** START OF Task material **
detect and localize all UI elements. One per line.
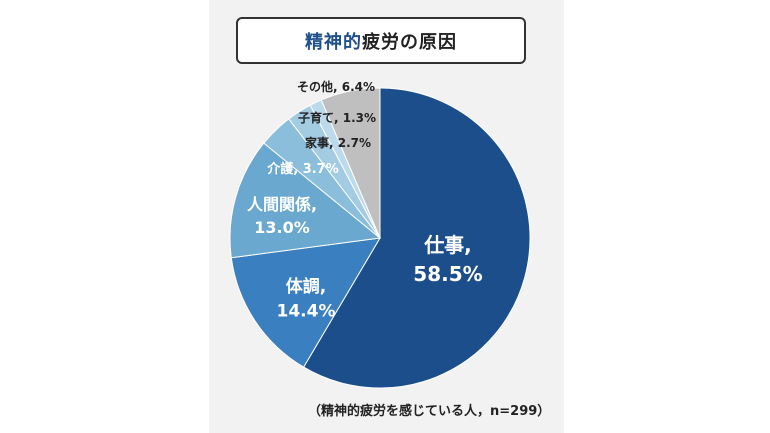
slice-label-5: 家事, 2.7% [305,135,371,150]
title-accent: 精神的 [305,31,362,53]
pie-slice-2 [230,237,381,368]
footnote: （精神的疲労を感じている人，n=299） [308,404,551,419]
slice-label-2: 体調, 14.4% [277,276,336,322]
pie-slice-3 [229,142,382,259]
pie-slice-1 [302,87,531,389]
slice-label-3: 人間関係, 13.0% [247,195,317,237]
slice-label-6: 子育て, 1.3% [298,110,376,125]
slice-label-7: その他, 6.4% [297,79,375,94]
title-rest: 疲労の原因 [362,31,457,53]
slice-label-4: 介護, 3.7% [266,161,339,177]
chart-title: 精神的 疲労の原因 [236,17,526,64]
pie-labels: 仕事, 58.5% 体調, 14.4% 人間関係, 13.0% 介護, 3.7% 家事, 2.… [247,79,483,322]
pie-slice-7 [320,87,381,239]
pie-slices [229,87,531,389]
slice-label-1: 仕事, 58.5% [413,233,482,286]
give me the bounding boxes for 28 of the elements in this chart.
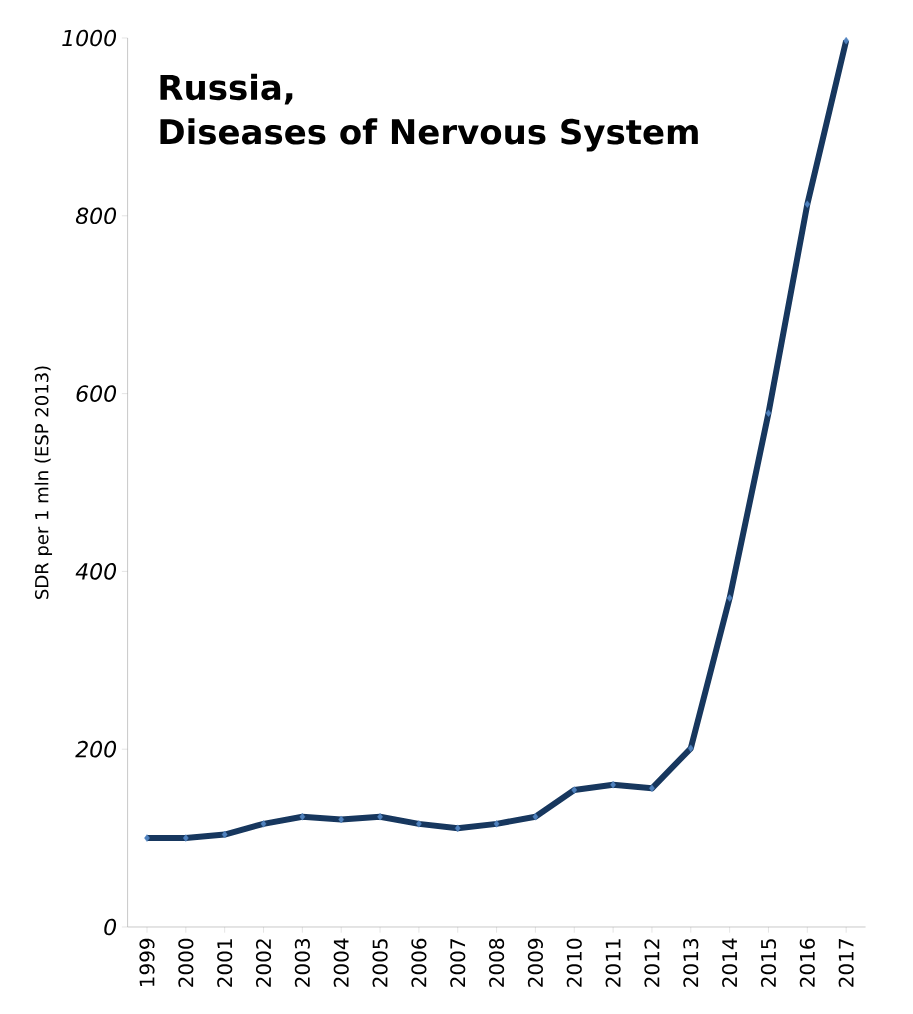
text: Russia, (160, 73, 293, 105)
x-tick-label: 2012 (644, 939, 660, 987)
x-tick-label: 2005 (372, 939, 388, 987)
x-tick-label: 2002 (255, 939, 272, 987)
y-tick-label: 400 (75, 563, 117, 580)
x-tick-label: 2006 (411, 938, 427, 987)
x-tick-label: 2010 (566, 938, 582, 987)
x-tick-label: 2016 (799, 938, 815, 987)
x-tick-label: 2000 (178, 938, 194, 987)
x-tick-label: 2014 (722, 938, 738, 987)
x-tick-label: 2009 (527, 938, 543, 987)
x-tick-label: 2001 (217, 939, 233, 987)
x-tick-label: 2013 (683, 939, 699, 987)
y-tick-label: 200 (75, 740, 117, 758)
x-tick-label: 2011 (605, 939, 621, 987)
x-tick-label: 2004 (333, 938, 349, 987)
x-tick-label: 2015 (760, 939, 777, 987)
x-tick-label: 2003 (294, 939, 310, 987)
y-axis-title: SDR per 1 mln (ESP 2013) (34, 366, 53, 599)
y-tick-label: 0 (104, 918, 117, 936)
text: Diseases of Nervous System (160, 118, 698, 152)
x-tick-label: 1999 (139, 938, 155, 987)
** END OF Task material **
## Stated goal
Rewrite the lines of these entries with every "x-tick-label" switched to "x-axis-tick", changing nothing else and omitting the picture lines.

## Finished answer
detect and localize all UI elements. One per line.
slice-label-5: 家事, 2.7% [305,135,371,150]
title-accent: 精神的 [305,31,362,53]
pie-slice-2 [230,237,381,368]
footnote: （精神的疲労を感じている人，n=299） [308,404,551,419]
slice-label-2: 体調, 14.4% [277,276,336,322]
pie-slice-3 [229,142,382,259]
pie-slice-1 [302,87,531,389]
slice-label-3: 人間関係, 13.0% [247,195,317,237]
slice-label-6: 子育て, 1.3% [298,110,376,125]
slice-label-7: その他, 6.4% [297,79,375,94]
title-rest: 疲労の原因 [362,31,457,53]
slice-label-4: 介護, 3.7% [266,161,339,177]
chart-title: 精神的 疲労の原因 [236,17,526,64]
pie-labels: 仕事, 58.5% 体調, 14.4% 人間関係, 13.0% 介護, 3.7% 家事, 2.… [247,79,483,322]
pie-slice-7 [320,87,381,239]
pie-slices [229,87,531,389]
slice-label-1: 仕事, 58.5% [413,233,482,286]
give me the bounding boxes for 28 of the elements in this chart.
text: Russia, (160, 73, 293, 105)
x-axis-tick: 2012 (644, 939, 660, 987)
x-axis-tick: 2005 (372, 939, 388, 987)
x-axis-tick: 2002 (255, 939, 272, 987)
y-tick-label: 400 (75, 563, 117, 580)
x-axis-tick: 2006 (411, 938, 427, 987)
x-axis-tick: 2010 (566, 938, 582, 987)
x-axis-tick: 2016 (799, 938, 815, 987)
x-axis-tick: 2000 (178, 938, 194, 987)
x-axis-tick: 2014 (722, 938, 738, 987)
x-axis-tick: 2009 (527, 938, 543, 987)
x-axis-tick: 2001 (217, 939, 233, 987)
x-axis-tick: 2013 (683, 939, 699, 987)
y-tick-label: 200 (75, 740, 117, 758)
x-axis-tick: 2011 (605, 939, 621, 987)
x-axis-tick: 2004 (333, 938, 349, 987)
x-axis-tick: 2015 (760, 939, 777, 987)
x-axis-tick: 2003 (294, 939, 310, 987)
y-axis-title: SDR per 1 mln (ESP 2013) (34, 366, 53, 599)
y-tick-label: 0 (104, 918, 117, 936)
text: Diseases of Nervous System (160, 118, 698, 152)
x-axis-tick: 1999 (139, 938, 155, 987)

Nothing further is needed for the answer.